[BEGIN EXTRACT PROVIDED]

There’s much to be said about “the lonely countryside” throughout Swimming Out Till the Sea Turns Blue that’s unique to Chinese cultural experiences, but each of the three authors share some more universally relatable stories. The writers – most notably Hua – dish about university experiences, clashes with editors, hustling to find publishers, and barely being able to make ends meet, all of which tie back nicely to Zhang-ke’s desire to show the difference between town and country throughout the world, not just China. Great art has always been a product of environment and experience, and the connection that Chinese literature has to the country’s overall history is given a nicely personal form of examination.

But that examination takes far too long getting off the ground and is constantly getting lost in moments where “everyday people” dramatically read poetry and prose in a variety of locations and a thread about the omnipresence of technology that comes across hamfistedly rather than organically. Swimming Out Till the Sea Turns Blue works best during its quartet of unblinking interviews, and everything around them comes off as filler material. There’s nothing in the rest of the film that viewers can’t get from Zhang-ke’s chosen core of subjects. Zhang-ke remains one of the world’s most interesting and thought provoking filmmakers, but Swimming Out Till the Sea Turns Blue bears all the markings of a documentary that got away from the person making it.

Swimming Out Till the Sea Turns Blue starts streaming at digital TIFF Bell Lightbox starting on Friday, December 11, 2020. All digital TIFF Bell Lightbox screenings are geolocked to Canada. It will be available via more virtual cinema options starting on December 18.

[END EXTRACT PROVIDED]

# SET TASK:
Translate this sentence from the film review into Spanish: "Great art has always been a product of environment and experience, and the connection that Chinese literature has to the country’s overall history is given a nicely personal form of examination." The listing isn't needed here.

[BEGIN DATA]

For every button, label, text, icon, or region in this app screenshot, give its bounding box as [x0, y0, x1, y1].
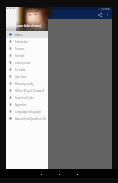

[END DATA]

# SOLUTION TO THE EXERCISE:
El gran arte siempre ha sido producto del entorno y de la experiencia, y la conexión que la literatura china tiene con la historia general del país recibe una forma de examen agradablemente personal.